== RECORDS SHOWN ==
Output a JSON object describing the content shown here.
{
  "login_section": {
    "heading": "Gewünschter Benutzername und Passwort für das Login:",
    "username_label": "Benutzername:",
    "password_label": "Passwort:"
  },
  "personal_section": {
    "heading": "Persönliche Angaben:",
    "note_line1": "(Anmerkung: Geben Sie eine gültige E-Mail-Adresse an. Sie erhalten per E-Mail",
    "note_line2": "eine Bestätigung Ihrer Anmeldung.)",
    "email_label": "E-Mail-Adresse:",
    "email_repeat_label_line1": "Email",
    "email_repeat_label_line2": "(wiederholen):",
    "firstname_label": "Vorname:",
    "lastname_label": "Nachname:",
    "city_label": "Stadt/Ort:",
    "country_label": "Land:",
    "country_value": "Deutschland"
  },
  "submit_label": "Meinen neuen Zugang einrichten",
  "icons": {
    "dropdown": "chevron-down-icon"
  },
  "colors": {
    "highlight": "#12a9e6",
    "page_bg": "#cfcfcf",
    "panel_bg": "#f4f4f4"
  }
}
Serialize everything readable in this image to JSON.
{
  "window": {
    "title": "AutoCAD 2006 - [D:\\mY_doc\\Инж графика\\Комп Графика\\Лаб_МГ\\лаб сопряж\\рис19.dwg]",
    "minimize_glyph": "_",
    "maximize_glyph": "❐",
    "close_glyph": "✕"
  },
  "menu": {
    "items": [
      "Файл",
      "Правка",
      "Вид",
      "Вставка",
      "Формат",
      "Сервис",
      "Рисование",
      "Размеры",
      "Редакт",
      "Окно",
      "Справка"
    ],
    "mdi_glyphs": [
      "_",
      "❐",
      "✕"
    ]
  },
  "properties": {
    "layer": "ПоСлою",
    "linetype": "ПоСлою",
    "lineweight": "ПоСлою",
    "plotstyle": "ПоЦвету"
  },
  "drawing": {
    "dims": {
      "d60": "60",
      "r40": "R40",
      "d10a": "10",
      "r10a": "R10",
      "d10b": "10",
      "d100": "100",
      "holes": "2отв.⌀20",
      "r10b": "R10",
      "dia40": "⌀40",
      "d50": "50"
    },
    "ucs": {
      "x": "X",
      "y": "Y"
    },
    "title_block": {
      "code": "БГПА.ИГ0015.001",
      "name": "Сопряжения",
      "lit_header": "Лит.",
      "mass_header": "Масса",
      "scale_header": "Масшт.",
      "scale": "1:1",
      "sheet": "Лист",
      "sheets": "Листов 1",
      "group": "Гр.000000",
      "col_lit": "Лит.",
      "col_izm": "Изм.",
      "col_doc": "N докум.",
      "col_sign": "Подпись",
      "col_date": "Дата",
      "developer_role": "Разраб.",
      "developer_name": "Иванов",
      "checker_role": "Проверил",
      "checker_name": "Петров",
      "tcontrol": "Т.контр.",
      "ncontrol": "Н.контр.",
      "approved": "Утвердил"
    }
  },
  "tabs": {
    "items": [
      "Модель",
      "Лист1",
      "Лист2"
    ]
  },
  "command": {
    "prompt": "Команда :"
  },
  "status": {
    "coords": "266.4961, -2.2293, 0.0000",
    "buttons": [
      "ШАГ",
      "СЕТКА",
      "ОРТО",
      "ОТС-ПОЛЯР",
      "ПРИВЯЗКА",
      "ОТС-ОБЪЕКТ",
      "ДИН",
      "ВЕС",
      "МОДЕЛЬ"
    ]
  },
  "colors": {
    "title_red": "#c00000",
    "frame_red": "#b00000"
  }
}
===
GIVEN INSTRUCTION >> Each entry must be reproduced verbatim.

ANSWER FOR THIS EXERCISE >>
Output a JSON object describing the content shown here.
{
  "login_section": {
    "heading": "Gewünschter Benutzername und Passwort für das Login:",
    "username_label": "Benutzername:",
    "password_label": "Passwort:"
  },
  "personal_section": {
    "heading": "Persönliche Angaben:",
    "note_line1": "(Anmerkung: Geben Sie eine gültige E-Mail-Adresse an. Sie erhalten per E-Mail",
    "note_line2": "eine Bestätigung Ihrer Anmeldung.)",
    "email_label": "E-Mail-Adresse:",
    "email_repeat_label_line1": "Email",
    "email_repeat_label_line2": "(wiederholen):",
    "firstname_label": "Vorname:",
    "lastname_label": "Nachname:",
    "city_label": "Stadt/Ort:",
    "country_label": "Land:",
    "country_value": "Deutschland"
  },
  "submit_label": "Meinen neuen Zugang einrichten",
  "icons": {
    "dropdown": "chevron-down-icon"
  },
  "colors": {
    "highlight": "#12a9e6",
    "page_bg": "#cfcfcf",
    "panel_bg": "#f4f4f4"
  }
}
Serialize everything readable in this image to JSON.
{
  "window": {
    "title": "AutoCAD 2006 - [D:\\mY_doc\\Инж графика\\Комп Графика\\Лаб_МГ\\лаб сопряж\\рис19.dwg]",
    "minimize_glyph": "_",
    "maximize_glyph": "❐",
    "close_glyph": "✕"
  },
  "menu": {
    "items": [
      "Файл",
      "Правка",
      "Вид",
      "Вставка",
      "Формат",
      "Сервис",
      "Рисование",
      "Размеры",
      "Редакт",
      "Окно",
      "Справка"
    ],
    "mdi_glyphs": [
      "_",
      "❐",
      "✕"
    ]
  },
  "properties": {
    "layer": "ПоСлою",
    "linetype": "ПоСлою",
    "lineweight": "ПоСлою",
    "plotstyle": "ПоЦвету"
  },
  "drawing": {
    "dims": {
      "d60": "60",
      "r40": "R40",
      "d10a": "10",
      "r10a": "R10",
      "d10b": "10",
      "d100": "100",
      "holes": "2отв.⌀20",
      "r10b": "R10",
      "dia40": "⌀40",
      "d50": "50"
    },
    "ucs": {
      "x": "X",
      "y": "Y"
    },
    "title_block": {
      "code": "БГПА.ИГ0015.001",
      "name": "Сопряжения",
      "lit_header": "Лит.",
      "mass_header": "Масса",
      "scale_header": "Масшт.",
      "scale": "1:1",
      "sheet": "Лист",
      "sheets": "Листов 1",
      "group": "Гр.000000",
      "col_lit": "Лит.",
      "col_izm": "Изм.",
      "col_doc": "N докум.",
      "col_sign": "Подпись",
      "col_date": "Дата",
      "developer_role": "Разраб.",
      "developer_name": "Иванов",
      "checker_role": "Проверил",
      "checker_name": "Петров",
      "tcontrol": "Т.контр.",
      "ncontrol": "Н.контр.",
      "approved": "Утвердил"
    }
  },
  "tabs": {
    "items": [
      "Модель",
      "Лист1",
      "Лист2"
    ]
  },
  "command": {
    "prompt": "Команда :"
  },
  "status": {
    "coords": "266.4961, -2.2293, 0.0000",
    "buttons": [
      "ШАГ",
      "СЕТКА",
      "ОРТО",
      "ОТС-ПОЛЯР",
      "ПРИВЯЗКА",
      "ОТС-ОБЪЕКТ",
      "ДИН",
      "ВЕС",
      "МОДЕЛЬ"
    ]
  },
  "colors": {
    "title_red": "#c00000",
    "frame_red": "#b00000"
  }
}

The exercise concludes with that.